GIVEN REQUEST. Repeat exactly the lines of the listing from the line containing "Extract all readable text from this page." through its last line, and nothing beyond them.

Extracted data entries
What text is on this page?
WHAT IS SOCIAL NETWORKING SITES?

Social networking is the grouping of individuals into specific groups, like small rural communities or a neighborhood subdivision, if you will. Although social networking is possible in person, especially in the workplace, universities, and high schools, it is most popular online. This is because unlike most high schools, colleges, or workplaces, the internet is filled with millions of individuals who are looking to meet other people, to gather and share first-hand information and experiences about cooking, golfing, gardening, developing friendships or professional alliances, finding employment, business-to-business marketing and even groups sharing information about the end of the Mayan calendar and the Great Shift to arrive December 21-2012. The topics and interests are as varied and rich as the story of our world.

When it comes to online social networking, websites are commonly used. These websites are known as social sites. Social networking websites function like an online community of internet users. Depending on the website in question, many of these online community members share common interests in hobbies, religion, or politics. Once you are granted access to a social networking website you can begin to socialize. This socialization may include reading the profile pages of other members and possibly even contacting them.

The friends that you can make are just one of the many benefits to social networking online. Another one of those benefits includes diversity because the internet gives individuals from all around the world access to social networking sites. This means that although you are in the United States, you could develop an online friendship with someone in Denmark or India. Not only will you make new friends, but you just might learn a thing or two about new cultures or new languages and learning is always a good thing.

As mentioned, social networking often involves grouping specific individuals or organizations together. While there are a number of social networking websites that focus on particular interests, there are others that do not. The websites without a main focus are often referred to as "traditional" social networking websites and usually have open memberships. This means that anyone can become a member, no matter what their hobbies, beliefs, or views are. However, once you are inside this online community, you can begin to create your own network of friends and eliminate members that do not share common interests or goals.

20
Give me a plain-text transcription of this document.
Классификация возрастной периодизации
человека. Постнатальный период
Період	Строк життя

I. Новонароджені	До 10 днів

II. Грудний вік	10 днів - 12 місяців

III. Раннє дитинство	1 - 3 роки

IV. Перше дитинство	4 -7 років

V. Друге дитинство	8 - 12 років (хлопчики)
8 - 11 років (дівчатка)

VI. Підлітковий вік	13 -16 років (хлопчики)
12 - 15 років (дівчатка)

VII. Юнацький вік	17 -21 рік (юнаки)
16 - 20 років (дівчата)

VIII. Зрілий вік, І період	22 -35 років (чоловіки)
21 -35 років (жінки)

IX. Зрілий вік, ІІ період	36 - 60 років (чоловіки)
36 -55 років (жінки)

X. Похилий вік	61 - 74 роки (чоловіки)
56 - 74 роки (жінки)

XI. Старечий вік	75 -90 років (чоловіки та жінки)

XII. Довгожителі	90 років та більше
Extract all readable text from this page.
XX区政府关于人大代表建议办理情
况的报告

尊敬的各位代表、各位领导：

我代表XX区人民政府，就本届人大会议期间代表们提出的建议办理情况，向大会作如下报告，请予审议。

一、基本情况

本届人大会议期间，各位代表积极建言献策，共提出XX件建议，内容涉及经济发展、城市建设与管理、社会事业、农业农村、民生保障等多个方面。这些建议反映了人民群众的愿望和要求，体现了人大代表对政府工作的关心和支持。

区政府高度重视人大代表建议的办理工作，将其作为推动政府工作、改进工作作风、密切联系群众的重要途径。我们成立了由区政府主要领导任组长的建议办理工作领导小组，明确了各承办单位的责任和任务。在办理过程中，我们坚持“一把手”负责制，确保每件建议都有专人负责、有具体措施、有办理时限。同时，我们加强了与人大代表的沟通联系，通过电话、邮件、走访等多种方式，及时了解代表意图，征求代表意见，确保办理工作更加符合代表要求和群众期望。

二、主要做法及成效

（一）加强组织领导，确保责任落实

REPLY TO THE EXERCISE.
Extract all readable text from this page.
XX区政府关于人大代表建议办理情
况的报告

尊敬的各位代表、各位领导：

我代表XX区人民政府，就本届人大会议期间代表们提出的建议办理情况，向大会作如下报告，请予审议。

一、基本情况

本届人大会议期间，各位代表积极建言献策，共提出XX件建议，内容涉及经济发展、城市建设与管理、社会事业、农业农村、民生保障等多个方面。这些建议反映了人民群众的愿望和要求，体现了人大代表对政府工作的关心和支持。

区政府高度重视人大代表建议的办理工作，将其作为推动政府工作、改进工作作风、密切联系群众的重要途径。我们成立了由区政府主要领导任组长的建议办理工作领导小组，明确了各承办单位的责任和任务。在办理过程中，我们坚持“一把手”负责制，确保每件建议都有专人负责、有具体措施、有办理时限。同时，我们加强了与人大代表的沟通联系，通过电话、邮件、走访等多种方式，及时了解代表意图，征求代表意见，确保办理工作更加符合代表要求和群众期望。

二、主要做法及成效

（一）加强组织领导，确保责任落实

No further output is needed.